• [GIVEN EXERCISE A]: Rewrite the rows from the line containing "results-heading: Results <box>26" down through the line containing "introduction-heading: Introduction <box>26", replacing "class-label" with "category-label" and leaving everything else as it stands.

The true shock of Rolling Thunder Revue, however, is in how good, how alive, Dylan is on stage. All of the make-up and masks he wears—other allusions to reinvention, to the essential, simultaneously nourishing and damaging textures of pop culture—seem to liberate him. On this tour, Dylan performs quite a bit of material from Desire, and his singing is clear and urgent and stunningly divorced of his ironic parlor games; he’s connecting with these songs, using the revue concept to channel his canniest and most sincere instincts as an actor and storyteller. And Scorsese frequently contrasts this full-throttle Dylan with the aloof sex symbol who lingers at backstage parties—a pose that’s startled by Joni Mitchell and Baez, two of the rare people who appear to be capable of humbling the maestro.

• [GIVEN EXERCISE B]: Quote the passage on Dylan's stage performance in full, word for word.

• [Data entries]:
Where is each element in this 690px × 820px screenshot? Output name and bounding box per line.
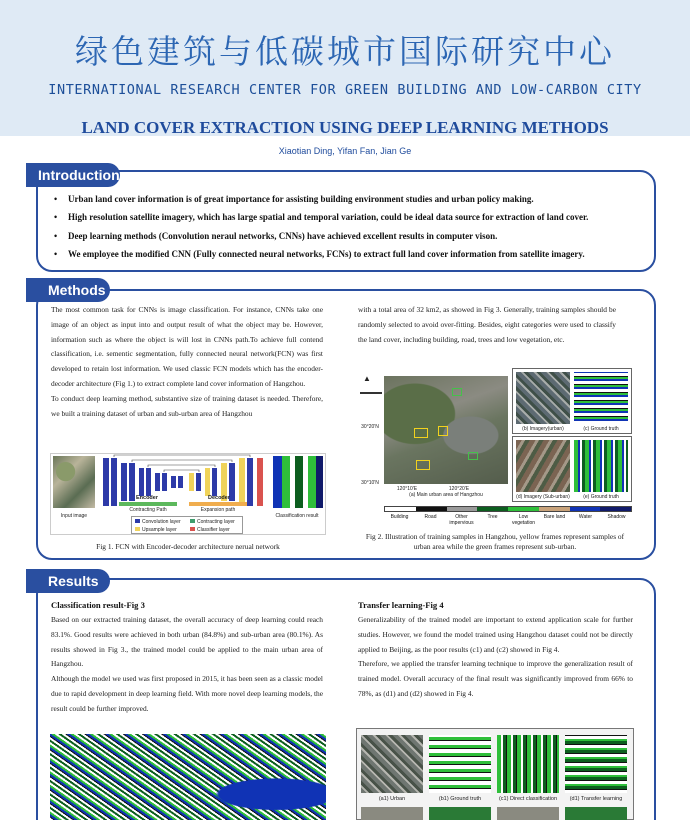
results-heading: Results <box>26 569 110 593</box>
class-label: Shadow <box>607 514 626 520</box>
legend-item: Contracting layer <box>190 519 242 525</box>
class-label: Low vegetation <box>511 514 536 526</box>
class-swatch <box>600 507 631 511</box>
fig1-legend <box>131 516 243 534</box>
results-right-heading: Transfer learning-Fig 4 <box>358 600 444 610</box>
main-map-label: (a) Main urban area of Hangzhou <box>409 492 483 498</box>
results-right-text: Generalizability of the trained model are important to extend application scale for further studies. However, we found the model trained using Hangzhou dataset could not be directly applied to Beijing, as the poor results (c1) and (c2) showed in Fig 4. Therefore, we applied the transfer learning technique to improve the generalization result of trained model. Overall accuracy of the final result was significantly improved from 66% to 78%, as (d1) and (d2) showed in Fig 4. <box>358 615 633 698</box>
urban-sample-frames <box>414 428 428 438</box>
bullet-item: • High resolution satellite imagery, which has large spatial and temporal variation, could be ideal data source for extraction of land cover. <box>54 211 664 229</box>
introduction-heading: Introduction <box>26 163 120 187</box>
results-left-text: Based on our extracted training dataset, the overall accuracy of deep learning could reach 83.1%. Good results were achieved in both urban (84.8%) and sub-urban area (80.1%). As results showed in Fig 3., the trained model could be applied to the main urban area of Hangzhou. Although the model we used was first proposed in 2015, it has been seen as a classic model due to rapid development in deep learning field. With more novel deep learning models, the result could be further improved. <box>51 615 323 713</box>
legend-item: Upsample layer <box>135 527 187 533</box>
fig4-direct-classification <box>497 735 559 793</box>
class-swatch <box>539 507 570 511</box>
class-swatch <box>477 507 508 511</box>
legend-swatch <box>190 527 195 531</box>
encoder-label: Encoder <box>135 495 158 501</box>
class-swatch <box>447 507 478 511</box>
legend-swatch <box>190 519 195 523</box>
methods-heading: Methods <box>26 278 110 302</box>
fig3-classification-map <box>50 734 326 820</box>
urban-imagery-label: (b) Imagery(urban) <box>522 426 564 432</box>
lat-bottom-label: 30°10'N <box>361 480 379 486</box>
contracting-arrow <box>119 502 177 506</box>
lat-top-label: 30°20'N <box>361 424 379 430</box>
expansion-arrow <box>189 502 247 506</box>
class-swatch <box>385 507 416 511</box>
class-swatch <box>570 507 601 511</box>
class-legend-swatches <box>384 506 632 512</box>
class-swatch <box>508 507 539 511</box>
legend-item: Classifier layer <box>190 527 242 533</box>
class-label: Bare land <box>543 514 566 520</box>
bullet-item: • Urban land cover information is of great importance for assisting building environment studies and urban policy making. <box>54 193 664 211</box>
authors: Xiaotian Ding, Yifan Fan, Jian Ge <box>278 146 412 156</box>
suburban-imagery <box>516 440 570 492</box>
fig4-figure <box>356 728 634 820</box>
bullet-item: • Deep learning methods (Convolution neraul networks, CNNs) have achieved excellent results in computer vison. <box>54 230 664 248</box>
urban-gt-label: (c) Ground truth <box>583 426 619 432</box>
bullet-item: • We employee the modified CNN (Fully connected neural networks, FCNs) to extract full land cover information from satellite imagery. <box>54 248 664 266</box>
lon-right-label: 120°20'E <box>448 486 470 492</box>
fig1-diagram <box>50 453 326 535</box>
introduction-bullets <box>54 193 664 266</box>
urban-sample-frames <box>416 460 430 470</box>
class-label: Road <box>424 514 437 520</box>
expansion-label: Expansion path <box>200 507 236 513</box>
class-label: Other impervious <box>449 514 474 526</box>
class-label: Water <box>578 514 593 520</box>
suburban-gt-label: (e) Ground truth <box>583 494 619 500</box>
legend-item: Convolution layer <box>135 519 187 525</box>
urban-ground-truth <box>574 372 628 424</box>
fig4-label-a1: (a1) Urban <box>378 796 406 802</box>
north-arrow-icon: ▲ <box>363 374 371 383</box>
fig2-caption: Fig 2. Illustration of training samples in Hangzhou, yellow frames represent samples of urban area while the green frames represent sub-urban. <box>365 532 625 551</box>
suburban-sample-frames <box>452 388 462 396</box>
fig4-urban-image <box>361 735 423 793</box>
lon-left-label: 120°10'E <box>396 486 418 492</box>
results-left-heading: Classification result-Fig 3 <box>51 600 145 610</box>
class-label: Building <box>390 514 409 520</box>
class-swatch <box>416 507 447 511</box>
classification-result-image <box>273 456 323 508</box>
fig2-figure <box>358 368 634 530</box>
methods-right-text: with a total area of 32 km2, as showed in Fig 3. Generally, training samples should be randomly selected to avoid over-fitting. Besides, eight categories were used to classify the land cover, including building, road, trees and low vegetation, etc. <box>358 305 616 344</box>
classification-result-label: Classification result <box>275 513 319 519</box>
input-image <box>53 456 95 508</box>
class-legend <box>384 506 632 530</box>
suburban-imagery-label: (d) Imagery (Sub-urban) <box>516 494 570 500</box>
fig4-transfer-learning <box>565 735 627 793</box>
input-image-label: Input image <box>60 513 88 519</box>
suburban-sample-frames <box>468 452 478 460</box>
urban-sample-frames <box>438 426 448 436</box>
fig4-label-c1: (c1) Direct classification <box>498 796 558 802</box>
scale-bar <box>360 392 382 394</box>
poster-title: LAND COVER EXTRACTION USING DEEP LEARNING METHODS <box>81 118 609 137</box>
fig4-label-d1: (d1) Transfer learning <box>569 796 623 802</box>
legend-swatch <box>135 519 140 523</box>
class-label: Tree <box>487 514 498 520</box>
legend-swatch <box>135 527 140 531</box>
methods-left-text: The most common task for CNNs is image classification. For instance, CNNs take one image of an object as input into and output result of what the object may be. However, information such as where the object is will lost in CNNs path.To achieve full contend classification, i.e. sementic segmentation, fully connected neural network(FCN) was first developed to retain lost information. We used classic FCN models which has the encoder-decoder architecture (Fig 1.) to extract complete land cover information of Hangzhou. To conduct deep learning method, substantive size of training dataset is needed. Therefore, we built a training dataset of urban and sub-urban area of Hangzhou <box>51 305 323 418</box>
urban-imagery <box>516 372 570 424</box>
class-legend-labels <box>384 514 632 530</box>
suburban-ground-truth <box>574 440 628 492</box>
decoder-label: Decoder <box>207 495 230 501</box>
fig4-second-row <box>361 807 627 820</box>
org-name: INTERNATIONAL RESEARCH CENTER FOR GREEN BUILDING AND LOW-CARBON CITY <box>48 82 642 98</box>
fig4-label-b1: (b1) Ground truth <box>438 796 482 802</box>
contracting-label: Contracting Path <box>129 507 167 513</box>
chinese-title: 绿色建筑与低碳城市国际研究中心 <box>75 32 615 71</box>
fig1-caption: Fig 1. FCN with Encoder-decoder architecture nerual network <box>96 542 280 551</box>
fig4-ground-truth <box>429 735 491 793</box>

• [FINAL RESULT A]:
results-heading: Results <box>26 569 110 593</box>
category-label: Shadow <box>607 514 626 520</box>
legend-item: Contracting layer <box>190 519 242 525</box>
category-label: Low vegetation <box>511 514 536 526</box>
class-swatch <box>600 507 631 511</box>
fig1-legend <box>131 516 243 534</box>
results-right-heading: Transfer learning-Fig 4 <box>358 600 444 610</box>
main-map-label: (a) Main urban area of Hangzhou <box>409 492 483 498</box>
results-right-text: Generalizability of the trained model are important to extend application scale for further studies. However, we found the model trained using Hangzhou dataset could not be directly applied to Beijing, as the poor results (c1) and (c2) showed in Fig 4. Therefore, we applied the transfer learning technique to improve the generalization result of trained model. Overall accuracy of the final result was significantly improved from 66% to 78%, as (d1) and (d2) showed in Fig 4. <box>358 615 633 698</box>
urban-sample-frames <box>414 428 428 438</box>
bullet-item: • High resolution satellite imagery, which has large spatial and temporal variation, could be ideal data source for extraction of land cover. <box>54 211 664 229</box>
introduction-heading: Introduction <box>26 163 120 187</box>

• [FINAL RESULT B]:
The true shock of Rolling Thunder Revue, however, is in how good, how alive, Dylan is on stage. All of the make-up and masks he wears—other allusions to reinvention, to the essential, simultaneously nourishing and damaging textures of pop culture—seem to liberate him. On this tour, Dylan performs quite a bit of material from Desire, and his singing is clear and urgent and stunningly divorced of his ironic parlor games; he’s connecting with these songs, using the revue concept to channel his canniest and most sincere instincts as an actor and storyteller. And Scorsese frequently contrasts this full-throttle Dylan with the aloof sex symbol who lingers at backstage parties—a pose that’s startled by Joni Mitchell and Baez, two of the rare people who appear to be capable of humbling the maestro.